* _本文_:
══════

北大の公開講座「記憶の中のユーラシア」第5講は5月26日、千葉大学の鳥山祐介准教授が「ロシア文化の中の対ナポレオン戦争の記憶」と題して講義された。
対ナポレオン戦争は、1812年6月、ナポレオン軍がネマン川を超えてロシア領内に進攻した後、9月には首都モスクワに入城したが、僅か1ヶ月後にはロシア軍の反抗に遭い撤退したという戦争である。(ロシア側から見ればナポレオン軍を蹴散らした?)
そこで対ナポレオン戦争が終結したわけではなく、ロシア軍はさらなる攻勢をかけ、1814年3月にはパリ入城を果たし、終結したというのがナポレオン戦争の全容である。
この戦いがロシアの危機を救ったばかりでなく、フランス・パリまで攻め上がったこともあって、ロシア史上の「栄光の記憶」として長く語り継がれるようになった。
※ ナポレオンの肖像画としてあまりにも有名な騎馬姿です。
それは数々の文学・芸術作品としてロシア国民の記憶に残ることになった。例えば、トルストイの「戦争と平和」、チャイコフスキーの序曲「1812年」というように…。
特にトルストイは19世紀で最も重要な対ナポレオン戦争に関する「神話の作り手」といった評もあるという。
この対ナポレオン戦争において、ロシア側から見て欠かせぬ二人の人物がいる。
その一人は、名将ミハイル・クトゥーゾフである。彼は敗走を続けるロシア軍にあって、その指揮権を与えられた「ボロジフの戦い」で善戦し、ナポレオン軍撤退の契機を作った将軍である。
いま一人は、皇帝アレクサンドル一世である。彼はナポレオン軍がモスクワを撤退する中、それを追ってパリ入城を果たした時の皇帝だったという意味合いが強いようだ。
後になって、この戦いを振り返るとき、アレクサンドル一世はパリ入城を記念することについては積極的だったが、1812年のロシアでの戦いについては無視することが多かったというエピソードが遺されている。
しかし、ロシア国民にとって最も記憶に残したいのはクトゥーゾフ率いた「ボロジフの戦い」だったようだ。この戦いこそロシア人の不屈さを示した戦いとされているからである。
ロシアにはこの戦いを記念する数々の建物やモニュメントが建てられているが、やはり「ボロジフの戦い」に関するものが多いようである。
※ 講義をする鳥山祐介千葉大准教授です。
鳥山氏が講義の最後に話した言葉が印象的だった。

══════

* _課題 1_: ナポレオン戦争の記憶についての本文によると、ロシア軍がパリ入城を果たしたのはいつですか。
* _課題 2_: ナポレオン戦争の記憶についての本文を、最後の文の後から書き継いでください。

══════

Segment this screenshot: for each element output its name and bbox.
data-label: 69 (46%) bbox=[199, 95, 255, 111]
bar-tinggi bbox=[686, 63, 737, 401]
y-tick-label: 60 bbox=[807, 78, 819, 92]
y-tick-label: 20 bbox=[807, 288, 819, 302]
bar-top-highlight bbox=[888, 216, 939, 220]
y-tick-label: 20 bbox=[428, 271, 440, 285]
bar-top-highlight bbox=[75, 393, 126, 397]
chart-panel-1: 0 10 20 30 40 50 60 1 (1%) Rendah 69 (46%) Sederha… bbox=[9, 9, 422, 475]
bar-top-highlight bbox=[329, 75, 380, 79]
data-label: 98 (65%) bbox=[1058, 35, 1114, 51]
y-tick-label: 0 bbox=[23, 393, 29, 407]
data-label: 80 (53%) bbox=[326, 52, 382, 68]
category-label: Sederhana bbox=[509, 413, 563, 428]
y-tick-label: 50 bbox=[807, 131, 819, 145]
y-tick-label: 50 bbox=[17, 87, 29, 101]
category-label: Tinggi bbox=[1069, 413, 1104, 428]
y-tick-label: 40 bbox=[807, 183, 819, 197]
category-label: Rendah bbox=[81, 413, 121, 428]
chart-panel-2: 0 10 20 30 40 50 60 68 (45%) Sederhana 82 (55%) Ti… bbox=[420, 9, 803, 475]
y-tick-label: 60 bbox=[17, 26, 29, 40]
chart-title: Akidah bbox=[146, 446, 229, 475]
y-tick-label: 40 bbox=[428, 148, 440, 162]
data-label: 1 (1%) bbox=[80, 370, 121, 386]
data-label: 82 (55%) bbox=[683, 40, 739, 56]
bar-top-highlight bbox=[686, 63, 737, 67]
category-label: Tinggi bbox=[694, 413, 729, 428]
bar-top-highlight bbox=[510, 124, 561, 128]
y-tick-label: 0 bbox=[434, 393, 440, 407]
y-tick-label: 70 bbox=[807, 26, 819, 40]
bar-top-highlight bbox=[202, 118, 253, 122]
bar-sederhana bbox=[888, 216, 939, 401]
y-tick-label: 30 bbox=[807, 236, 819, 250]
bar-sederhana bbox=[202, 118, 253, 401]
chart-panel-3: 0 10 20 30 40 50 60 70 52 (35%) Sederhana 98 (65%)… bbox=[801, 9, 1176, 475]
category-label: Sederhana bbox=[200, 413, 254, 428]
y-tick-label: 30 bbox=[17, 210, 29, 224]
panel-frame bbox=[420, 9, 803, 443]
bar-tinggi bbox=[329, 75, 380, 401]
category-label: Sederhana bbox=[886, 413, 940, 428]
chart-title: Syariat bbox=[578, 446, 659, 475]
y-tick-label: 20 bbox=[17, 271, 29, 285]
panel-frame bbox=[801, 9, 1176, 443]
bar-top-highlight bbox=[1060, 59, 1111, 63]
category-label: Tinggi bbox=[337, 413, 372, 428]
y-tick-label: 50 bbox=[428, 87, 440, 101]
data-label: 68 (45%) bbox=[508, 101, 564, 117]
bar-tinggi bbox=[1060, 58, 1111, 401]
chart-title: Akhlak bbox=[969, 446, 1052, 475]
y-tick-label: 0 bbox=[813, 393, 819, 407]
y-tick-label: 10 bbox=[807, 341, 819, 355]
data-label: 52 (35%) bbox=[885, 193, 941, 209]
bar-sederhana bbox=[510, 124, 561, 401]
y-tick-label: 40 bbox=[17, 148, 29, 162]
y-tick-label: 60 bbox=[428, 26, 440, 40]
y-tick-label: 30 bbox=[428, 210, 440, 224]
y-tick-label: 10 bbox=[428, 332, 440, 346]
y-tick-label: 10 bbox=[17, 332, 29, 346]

══════

* _解答 1_: 1814年3月です。

* _解答 2_:
それは「ロシア人の意識というのは、大国意識と被害者意識が同居していることだ」という言葉である。
ロシアはご存じのように広大な国土を有する大国である。しかし、対ナポレオン戦争、ヒトラーに攻め入れられた対ドイツ戦争(第二次世界大戦)において、甚大なる被害を蒙りながらも、なんとかそれを凌ぎ、現在に至っている。
そのことが先の言葉に凝縮されているのだろうか?
北大の公開講座「記憶の中のユーラシア」第4講は5月23日(金)、「チェルノブイリ原発事故の記憶と観光地化」と題して「株式会社ゲンロン」のディレクター&通訳の上田洋子氏が務めた。
「株式会社ゲンロン」とは、作家で思想家の東浩紀氏が代表取締役を務める出版社であるが、会社として「福島第一原発観光地化計画」を提唱しているようだ。
※ 講座で講義する株式会社ゲンロンの上田洋子氏です。
講座はまず、その「株式会社ゲンロン」の幹部が、今回の講師の上田洋子氏を通訳として、チェルノブイリで事故を起こした原発の内部と、住民が避難し廃墟となった街を巡るツアーの様子を映し出すドキュメンタリータッチの映画(DVD)の上映が行われた。
ウクライナでは政府公認で原発ツアーを実施している旅行社が数社あるという。映画では廃炉作業を進める原発内部の技術者が作業をしている近くまで立ち入らせたり、事故前は技術者たちが住んだ近代的町並みの廃墟を映し出したりする。特に使われることがなかったという観覧車が侘しそうに映し出されるチェルノブイリの町並みが印象的である。
※ 最近テレビなどでもお馴染みの株式会社ゲンロンの代表東浩紀氏です。
東氏を代表とする株式会社ゲンロンは、将来福島においてもチェルノブイリのように観光地化することを提案している。それは原発事故を記録として留めるととともに、事故を風化させないためにも必要なこととしている。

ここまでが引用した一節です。